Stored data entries
--

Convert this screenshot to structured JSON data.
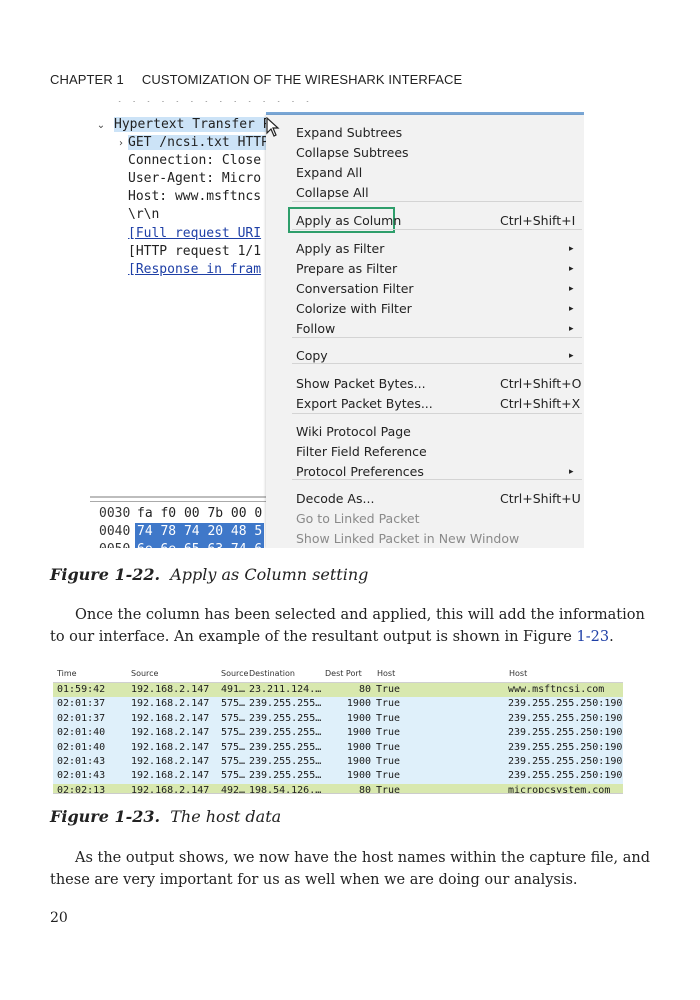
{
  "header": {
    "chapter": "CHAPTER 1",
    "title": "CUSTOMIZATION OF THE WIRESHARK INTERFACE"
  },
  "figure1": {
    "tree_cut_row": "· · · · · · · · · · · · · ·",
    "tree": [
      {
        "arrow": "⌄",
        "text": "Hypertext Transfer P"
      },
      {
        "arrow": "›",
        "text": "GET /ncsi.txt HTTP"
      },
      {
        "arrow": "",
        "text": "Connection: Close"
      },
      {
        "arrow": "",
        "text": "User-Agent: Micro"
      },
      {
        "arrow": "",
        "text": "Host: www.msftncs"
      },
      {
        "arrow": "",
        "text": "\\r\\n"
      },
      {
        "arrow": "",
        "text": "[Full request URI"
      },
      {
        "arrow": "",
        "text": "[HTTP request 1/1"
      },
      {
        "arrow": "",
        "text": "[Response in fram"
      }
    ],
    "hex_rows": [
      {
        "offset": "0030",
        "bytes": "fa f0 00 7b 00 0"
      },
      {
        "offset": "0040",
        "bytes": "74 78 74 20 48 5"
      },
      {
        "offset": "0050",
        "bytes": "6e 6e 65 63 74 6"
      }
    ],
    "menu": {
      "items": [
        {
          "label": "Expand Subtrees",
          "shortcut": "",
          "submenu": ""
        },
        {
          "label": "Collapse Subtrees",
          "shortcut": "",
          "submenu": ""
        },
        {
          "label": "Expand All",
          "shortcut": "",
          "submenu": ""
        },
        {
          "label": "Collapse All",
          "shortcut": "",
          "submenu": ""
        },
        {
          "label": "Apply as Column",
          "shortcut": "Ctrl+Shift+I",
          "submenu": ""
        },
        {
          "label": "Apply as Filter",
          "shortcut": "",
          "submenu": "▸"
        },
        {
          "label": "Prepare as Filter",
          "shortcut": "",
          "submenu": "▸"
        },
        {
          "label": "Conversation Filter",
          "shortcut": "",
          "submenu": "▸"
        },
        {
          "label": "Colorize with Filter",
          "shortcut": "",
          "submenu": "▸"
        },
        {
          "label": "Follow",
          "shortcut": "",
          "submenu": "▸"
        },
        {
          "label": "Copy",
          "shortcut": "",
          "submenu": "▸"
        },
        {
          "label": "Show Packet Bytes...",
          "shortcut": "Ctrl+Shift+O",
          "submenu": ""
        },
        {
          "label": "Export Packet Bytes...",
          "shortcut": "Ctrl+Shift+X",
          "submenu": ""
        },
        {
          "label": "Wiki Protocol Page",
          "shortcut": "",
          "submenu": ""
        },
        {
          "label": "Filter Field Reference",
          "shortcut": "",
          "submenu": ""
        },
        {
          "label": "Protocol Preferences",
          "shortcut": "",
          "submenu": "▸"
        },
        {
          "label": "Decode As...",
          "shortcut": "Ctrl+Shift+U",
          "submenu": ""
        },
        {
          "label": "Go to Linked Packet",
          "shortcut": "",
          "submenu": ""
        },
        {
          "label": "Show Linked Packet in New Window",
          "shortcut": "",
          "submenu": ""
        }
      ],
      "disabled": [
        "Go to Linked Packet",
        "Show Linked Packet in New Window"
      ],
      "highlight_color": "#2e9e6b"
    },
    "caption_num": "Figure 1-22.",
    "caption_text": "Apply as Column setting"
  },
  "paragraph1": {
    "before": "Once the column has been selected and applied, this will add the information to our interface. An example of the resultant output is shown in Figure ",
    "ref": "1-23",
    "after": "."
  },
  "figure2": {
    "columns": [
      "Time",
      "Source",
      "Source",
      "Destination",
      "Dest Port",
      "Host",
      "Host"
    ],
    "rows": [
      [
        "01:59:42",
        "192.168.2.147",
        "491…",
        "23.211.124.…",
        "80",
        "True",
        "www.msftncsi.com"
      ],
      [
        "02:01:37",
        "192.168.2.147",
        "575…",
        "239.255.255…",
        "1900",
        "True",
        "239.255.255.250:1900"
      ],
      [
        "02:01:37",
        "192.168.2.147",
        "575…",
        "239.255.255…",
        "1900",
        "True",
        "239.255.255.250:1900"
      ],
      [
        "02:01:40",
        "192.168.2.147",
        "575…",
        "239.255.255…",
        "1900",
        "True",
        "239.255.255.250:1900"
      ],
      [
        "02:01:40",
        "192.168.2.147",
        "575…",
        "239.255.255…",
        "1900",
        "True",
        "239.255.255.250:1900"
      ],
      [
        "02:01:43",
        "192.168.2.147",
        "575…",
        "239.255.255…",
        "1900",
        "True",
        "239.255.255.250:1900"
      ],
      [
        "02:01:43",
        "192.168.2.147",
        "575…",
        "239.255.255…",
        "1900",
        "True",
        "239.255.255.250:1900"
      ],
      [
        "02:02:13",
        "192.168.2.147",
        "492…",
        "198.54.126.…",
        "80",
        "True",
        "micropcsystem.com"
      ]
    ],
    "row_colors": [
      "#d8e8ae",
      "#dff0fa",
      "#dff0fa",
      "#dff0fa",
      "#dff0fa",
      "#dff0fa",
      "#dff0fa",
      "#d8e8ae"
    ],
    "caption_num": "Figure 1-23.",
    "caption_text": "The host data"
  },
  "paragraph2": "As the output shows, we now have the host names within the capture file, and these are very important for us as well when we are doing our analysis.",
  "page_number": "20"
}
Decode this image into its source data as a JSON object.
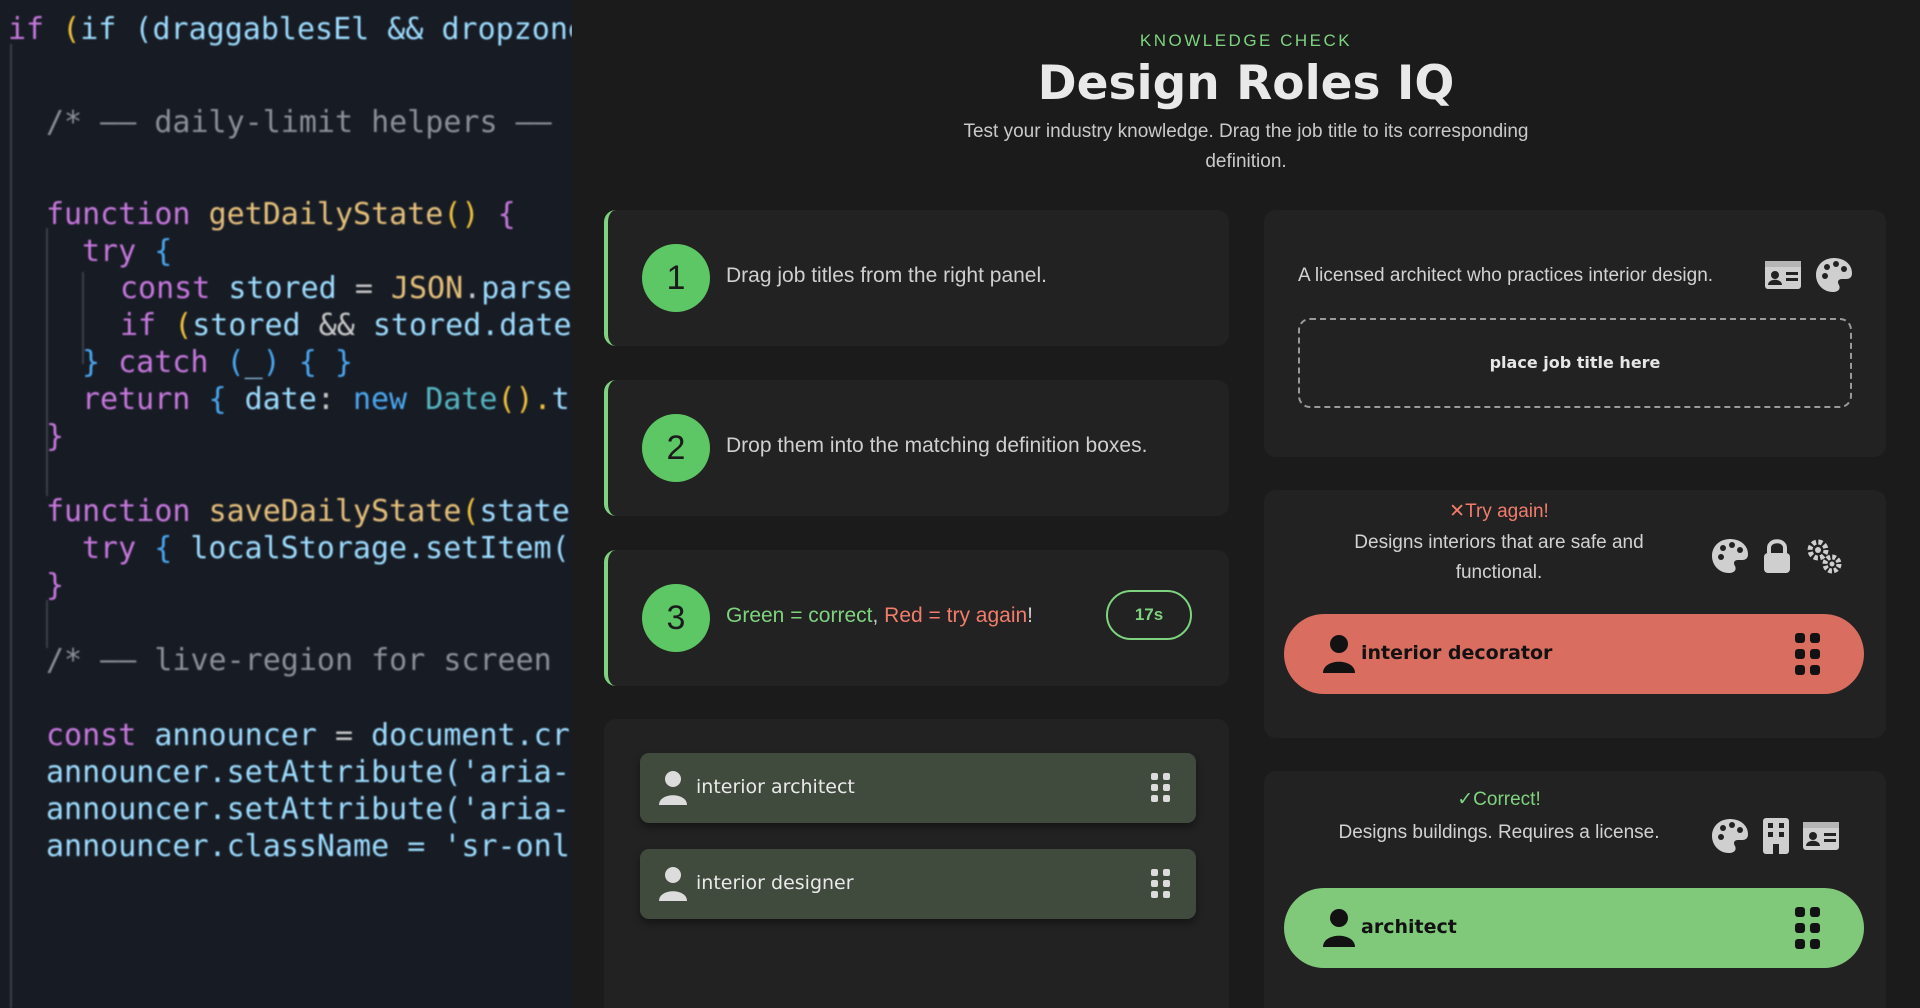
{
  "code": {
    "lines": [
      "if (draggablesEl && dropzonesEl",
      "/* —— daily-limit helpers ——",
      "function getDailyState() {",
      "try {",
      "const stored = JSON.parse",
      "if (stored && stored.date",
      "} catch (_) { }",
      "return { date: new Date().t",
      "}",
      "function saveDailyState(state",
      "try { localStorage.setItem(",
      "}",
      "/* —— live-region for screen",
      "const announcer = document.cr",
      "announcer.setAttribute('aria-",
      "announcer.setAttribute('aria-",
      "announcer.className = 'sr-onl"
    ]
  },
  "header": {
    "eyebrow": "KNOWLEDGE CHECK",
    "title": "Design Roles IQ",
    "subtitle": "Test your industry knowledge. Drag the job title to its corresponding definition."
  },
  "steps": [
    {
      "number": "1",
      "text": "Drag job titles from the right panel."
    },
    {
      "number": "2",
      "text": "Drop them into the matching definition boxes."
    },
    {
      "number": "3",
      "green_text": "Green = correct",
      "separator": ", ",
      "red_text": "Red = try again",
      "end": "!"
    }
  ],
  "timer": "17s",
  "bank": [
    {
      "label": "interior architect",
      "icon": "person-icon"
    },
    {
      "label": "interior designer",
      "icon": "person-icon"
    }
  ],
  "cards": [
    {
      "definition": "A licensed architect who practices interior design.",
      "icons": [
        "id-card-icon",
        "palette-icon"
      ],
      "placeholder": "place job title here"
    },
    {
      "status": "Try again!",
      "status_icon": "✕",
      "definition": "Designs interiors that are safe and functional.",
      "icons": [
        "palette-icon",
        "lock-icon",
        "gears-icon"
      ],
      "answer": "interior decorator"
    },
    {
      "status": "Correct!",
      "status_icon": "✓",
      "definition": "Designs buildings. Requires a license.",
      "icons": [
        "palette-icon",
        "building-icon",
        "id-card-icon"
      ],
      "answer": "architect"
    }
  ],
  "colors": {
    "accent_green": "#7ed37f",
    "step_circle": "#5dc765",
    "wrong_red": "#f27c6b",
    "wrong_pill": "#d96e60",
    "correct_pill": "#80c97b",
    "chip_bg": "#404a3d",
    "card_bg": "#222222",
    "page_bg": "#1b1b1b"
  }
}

--

* WHAT YOU SHOULD DO
Count the lines above that contain the word "Packet". Give only the number.

* SOLVED PROBLEM
6